## The task
Below are the records; collect from them each line containing the string "name".
>>>>
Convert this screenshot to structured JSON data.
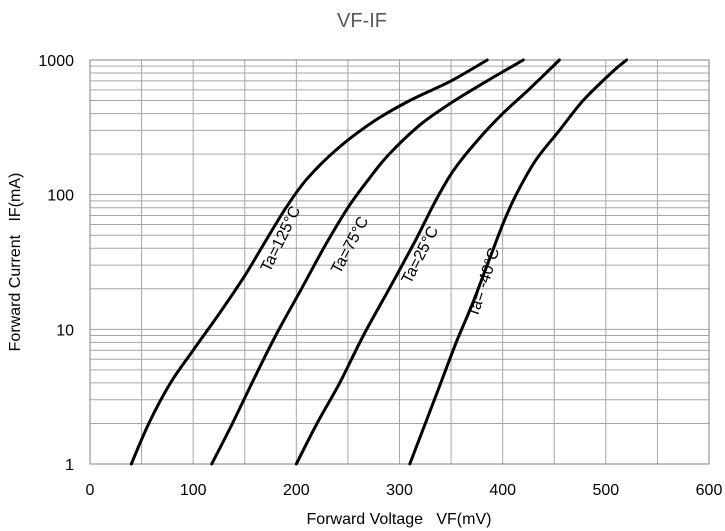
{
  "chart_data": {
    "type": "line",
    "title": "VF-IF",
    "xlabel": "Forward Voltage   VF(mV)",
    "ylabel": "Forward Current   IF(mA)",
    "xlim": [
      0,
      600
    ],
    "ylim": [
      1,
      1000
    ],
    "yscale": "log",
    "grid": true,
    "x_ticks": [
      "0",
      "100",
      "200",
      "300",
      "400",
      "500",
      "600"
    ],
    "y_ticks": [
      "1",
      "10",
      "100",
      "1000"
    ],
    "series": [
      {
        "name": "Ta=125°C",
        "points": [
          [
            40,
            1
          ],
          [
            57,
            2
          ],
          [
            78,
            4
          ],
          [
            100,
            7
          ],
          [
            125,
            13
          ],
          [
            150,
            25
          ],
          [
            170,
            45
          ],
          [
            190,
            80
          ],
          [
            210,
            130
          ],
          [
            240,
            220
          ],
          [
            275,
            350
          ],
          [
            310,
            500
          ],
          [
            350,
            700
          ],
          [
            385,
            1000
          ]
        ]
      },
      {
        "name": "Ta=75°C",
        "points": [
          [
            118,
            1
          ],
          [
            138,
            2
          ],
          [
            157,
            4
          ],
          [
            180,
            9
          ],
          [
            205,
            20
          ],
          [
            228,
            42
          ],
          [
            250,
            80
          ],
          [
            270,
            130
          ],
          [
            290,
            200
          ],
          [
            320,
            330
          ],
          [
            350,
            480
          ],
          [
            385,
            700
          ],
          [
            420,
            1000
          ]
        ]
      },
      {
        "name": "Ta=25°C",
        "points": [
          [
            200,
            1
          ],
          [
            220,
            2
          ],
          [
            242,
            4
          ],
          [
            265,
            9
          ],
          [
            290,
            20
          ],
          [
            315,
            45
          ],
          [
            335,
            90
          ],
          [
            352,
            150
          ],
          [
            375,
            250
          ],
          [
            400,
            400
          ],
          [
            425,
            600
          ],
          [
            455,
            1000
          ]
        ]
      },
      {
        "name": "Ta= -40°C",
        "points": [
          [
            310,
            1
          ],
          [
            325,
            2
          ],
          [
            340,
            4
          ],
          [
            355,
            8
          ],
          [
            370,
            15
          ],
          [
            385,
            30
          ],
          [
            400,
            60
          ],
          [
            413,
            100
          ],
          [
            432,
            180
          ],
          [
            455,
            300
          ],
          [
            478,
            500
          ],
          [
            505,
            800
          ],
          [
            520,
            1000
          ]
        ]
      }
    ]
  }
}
<<<<
## Correct output
        "name": "Ta=125°C",
        "name": "Ta=75°C",
        "name": "Ta=25°C",
        "name": "Ta= -40°C",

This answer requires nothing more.